**Stated problem:** Pick out the lines in the listing below that contain the word "illum" and copy them.

**Information supplied:**
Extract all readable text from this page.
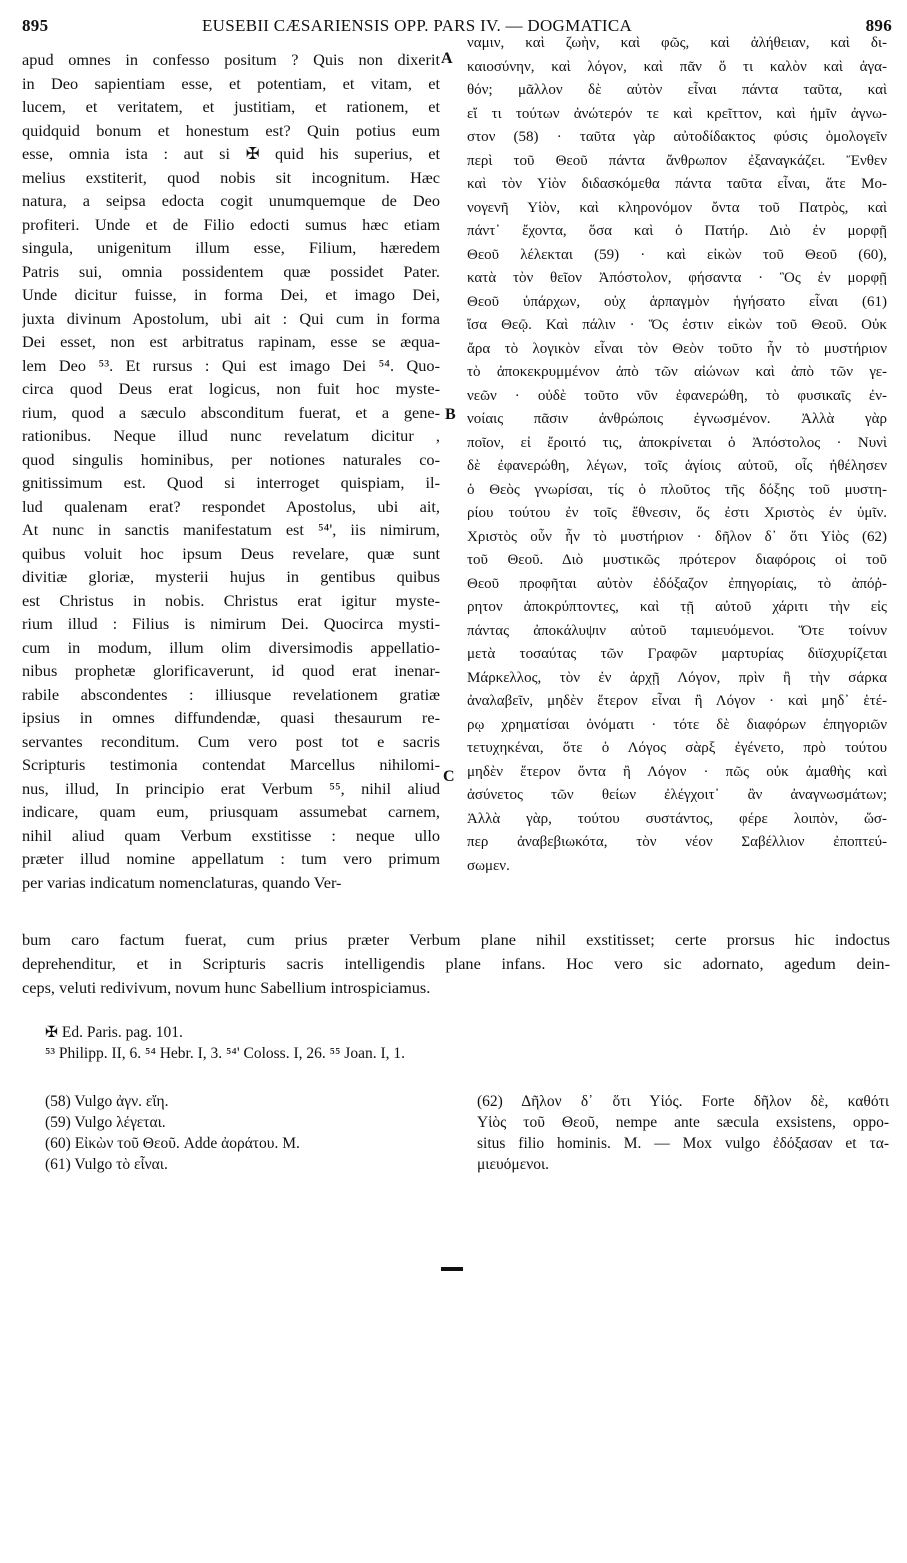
895	EUSEBII CÆSARIENSIS OPP. PARS IV. — DOGMATICA	896
apud omnes in confesso positum ? Quis non dixerit
in Deo sapientiam esse, et potentiam, et vitam, et
lucem, et veritatem, et justitiam, et rationem, et
quidquid bonum et honestum est? Quin potius eum
esse, omnia ista : aut si ✠ quid his superius, et
melius exstiterit, quod nobis sit incognitum. Hæc
natura, a seipsa edocta cogit unumquemque de Deo
profiteri. Unde et de Filio edocti sumus hæc etiam
singula, unigenitum illum esse, Filium, hæredem
Patris sui, omnia possidentem quæ possidet Pater.
Unde dicitur fuisse, in forma Dei, et imago Dei,
juxta divinum Apostolum, ubi ait : Qui cum in forma
Dei esset, non est arbitratus rapinam, esse se æqua-
lem Deo ⁵³. Et rursus : Qui est imago Dei ⁵⁴. Quo-
circa quod Deus erat logicus, non fuit hoc myste-
rium, quod a sæculo absconditum fuerat, et a gene-
rationibus. Neque illud nunc revelatum dicitur ,
quod singulis hominibus, per notiones naturales co-
gnitissimum est. Quod si interroget quispiam, il-
lud qualenam erat? respondet Apostolus, ubi ait,
At nunc in sanctis manifestatum est ⁵⁴', iis nimirum,
quibus voluit hoc ipsum Deus revelare, quæ sunt
divitiæ gloriæ, mysterii hujus in gentibus quibus
est Christus in nobis. Christus erat igitur myste-
rium illud : Filius is nimirum Dei. Quocirca mysti-
cum in modum, illum olim diversimodis appellatio-
nibus prophetæ glorificaverunt, id quod erat inenar-
rabile abscondentes : illiusque revelationem gratiæ
ipsius in omnes diffundendæ, quasi thesaurum re-
servantes reconditum. Cum vero post tot e sacris
Scripturis testimonia contendat Marcellus nihilomi-
nus, illud, In principio erat Verbum ⁵⁵, nihil aliud
indicare, quam eum, priusquam assumebat carnem,
nihil aliud quam Verbum exstitisse : neque ullo
præter illud nomine appellatum : tum vero primum
per varias indicatum nomenclaturas, quando Ver-
ναμιν, καὶ ζωὴν, καὶ φῶς, καὶ ἀλήθειαν, καὶ δι-
καιοσύνην, καὶ λόγον, καὶ πᾶν ὅ τι καλὸν καὶ ἀγα-
θόν; μᾶλλον δὲ αὐτὸν εἶναι πάντα ταῦτα, καὶ
εἴ τι τούτων ἀνώτερόν τε καὶ κρεῖττον, καὶ ἡμῖν ἀγνω-
στον (58) · ταῦτα γὰρ αὐτοδίδακτος φύσις ὁμολογεῖν
περὶ τοῦ Θεοῦ πάντα ἄνθρωπον ἐξαναγκάζει. Ἔνθεν
καὶ τὸν Υἱὸν διδασκόμεθα πάντα ταῦτα εἶναι, ἅτε Μο-
νογενῆ Υἱὸν, καὶ κληρονόμον ὄντα τοῦ Πατρὸς, καὶ
πάντ᾽ ἔχοντα, ὅσα καὶ ὁ Πατήρ. Διὸ ἐν μορφῇ
Θεοῦ λέλεκται (59) · καὶ εἰκὼν τοῦ Θεοῦ (60),
κατὰ τὸν θεῖον Ἀπόστολον, φήσαντα · Ὃς ἐν μορφῇ
Θεοῦ ὑπάρχων, οὐχ ἁρπαγμὸν ἡγήσατο εἶναι (61)
ἴσα Θεῷ. Καὶ πάλιν · Ὅς ἐστιν εἰκὼν τοῦ Θεοῦ. Οὐκ
ἄρα τὸ λογικὸν εἶναι τὸν Θεὸν τοῦτο ἦν τὸ μυστήριον
τὸ ἀποκεκρυμμένον ἀπὸ τῶν αἰώνων καὶ ἀπὸ τῶν γε-
νεῶν · οὐδὲ τοῦτο νῦν ἐφανερώθη, τὸ φυσικαῖς ἐν-
νοίαις πᾶσιν ἀνθρώποις ἐγνωσμένον. Ἀλλὰ γὰρ
ποῖον, εἰ ἔροιτό τις, ἀποκρίνεται ὁ Ἀπόστολος · Νυνὶ
δὲ ἐφανερώθη, λέγων, τοῖς ἁγίοις αὐτοῦ, οἷς ἠθέλησεν
ὁ Θεὸς γνωρίσαι, τίς ὁ πλοῦτος τῆς δόξης τοῦ μυστη-
ρίου τούτου ἐν τοῖς ἔθνεσιν, ὅς ἐστι Χριστὸς ἐν ὑμῖν.
Χριστὸς οὖν ἦν τὸ μυστήριον · δῆλον δ᾽ ὅτι Υἱὸς (62)
τοῦ Θεοῦ. Διὸ μυστικῶς πρότερον διαφόροις οἱ τοῦ
Θεοῦ προφῆται αὐτὸν ἐδόξαζον ἐπηγορίαις, τὸ ἀπόῤ-
ρητον ἀποκρύπτοντες, καὶ τῇ αὐτοῦ χάριτι τὴν εἰς
πάντας ἀποκάλυψιν αὐτοῦ ταμιευόμενοι. Ὅτε τοίνυν
μετὰ τοσαύτας τῶν Γραφῶν μαρτυρίας διϊσχυρίζεται
Μάρκελλος, τὸν ἐν ἀρχῇ Λόγον, πρὶν ἢ τὴν σάρκα
ἀναλαβεῖν, μηδὲν ἕτερον εἶναι ἢ Λόγον · καὶ μηδ᾽ ἑτέ-
ρῳ χρηματίσαι ὀνόματι · τότε δὲ διαφόρων ἐπηγοριῶν
τετυχηκέναι, ὅτε ὁ Λόγος σὰρξ ἐγένετο, πρὸ τούτου
μηδὲν ἕτερον ὄντα ἢ Λόγον · πῶς οὐκ ἀμαθὴς καὶ
ἀσύνετος τῶν θείων ἐλέγχοιτ᾽ ἂν ἀναγνωσμάτων;
Ἀλλὰ γὰρ, τούτου συστάντος, φέρε λοιπὸν, ὥσ-
περ ἀναβεβιωκότα, τὸν νέον Σαβέλλιον ἐποπτεύ-
σωμεν.
A
B
C
bum caro factum fuerat, cum prius præter Verbum plane nihil exstitisset; certe prorsus hic indoctus
deprehenditur, et in Scripturis sacris intelligendis plane infans. Hoc vero sic adornato, agedum dein-
ceps, veluti redivivum, novum hunc Sabellium introspiciamus.
✠ Ed. Paris. pag. 101.
⁵³ Philipp. II, 6. ⁵⁴ Hebr. I, 3. ⁵⁴' Coloss. I, 26. ⁵⁵ Joan. I, 1.
(58) Vulgo ἀγν. εἴη.
(59) Vulgo λέγεται.
(60) Εἰκὼν τοῦ Θεοῦ. Adde ἀοράτου. M.
(61) Vulgo τὸ εἶναι.
(62) Δῆλον δ᾽ ὅτι Υἱός. Forte δῆλον δὲ, καθότι
Υἱὸς τοῦ Θεοῦ, nempe ante sæcula exsistens, oppo-
situs filio hominis. M. — Mox vulgo ἐδόξασαν et τα-
μιευόμενοι.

**The solution:**
singula, unigenitum illum esse, Filium, hæredem
cum in modum, illum olim diversimodis appellatio-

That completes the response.